Extracted information
>> Start
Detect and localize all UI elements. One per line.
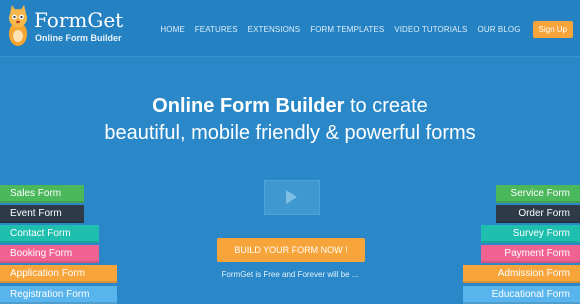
nav-our-blog[interactable]: OUR BLOG	[478, 25, 521, 34]
admission-form-button[interactable]: Admission Form	[463, 265, 580, 283]
top-navbar: FormGet Online Form Builder HOME FEATURE…	[0, 0, 580, 57]
hero-headline-bold: Online Form Builder	[152, 95, 345, 117]
hero-headline-rest: to create	[344, 95, 428, 117]
play-icon[interactable]	[286, 190, 297, 204]
educational-form-button[interactable]: Educational Form	[463, 286, 580, 304]
hero-subline: beautiful, mobile friendly & powerful fo…	[104, 122, 476, 144]
main-nav: HOME FEATURES EXTENSIONS FORM TEMPLATES …	[160, 21, 573, 38]
nav-features[interactable]: FEATURES	[195, 25, 238, 34]
sales-form-button[interactable]: Sales Form	[0, 185, 84, 203]
hero-headline: Online Form Builder to create	[0, 94, 580, 119]
application-form-button[interactable]: Application Form	[0, 265, 117, 283]
build-form-button[interactable]: BUILD YOUR FORM NOW !	[217, 238, 365, 262]
nav-video-tutorials[interactable]: VIDEO TUTORIALS	[394, 25, 467, 34]
nav-home[interactable]: HOME	[160, 25, 184, 34]
service-form-button[interactable]: Service Form	[496, 185, 580, 203]
signup-button[interactable]: Sign Up	[532, 21, 573, 38]
registration-form-button[interactable]: Registration Form	[0, 286, 117, 304]
formget-logo-icon[interactable]	[6, 4, 30, 48]
payment-form-button[interactable]: Payment Form	[481, 245, 580, 263]
nav-form-templates[interactable]: FORM TEMPLATES	[310, 25, 384, 34]
survey-form-button[interactable]: Survey Form	[481, 225, 580, 243]
nav-extensions[interactable]: EXTENSIONS	[248, 25, 301, 34]
brand-tagline: Online Form Builder	[35, 33, 122, 43]
contact-form-button[interactable]: Contact Form	[0, 225, 99, 243]
brand-name[interactable]: FormGet	[34, 8, 123, 32]
booking-form-button[interactable]: Booking Form	[0, 245, 99, 263]
event-form-button[interactable]: Event Form	[0, 205, 84, 223]
video-player[interactable]	[264, 180, 320, 215]
order-form-button[interactable]: Order Form	[496, 205, 580, 223]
>> End
Direction
Counting case-sensitively, how many lines in the entries above contain the string "headline"? Reply with the number only.

Written reply
3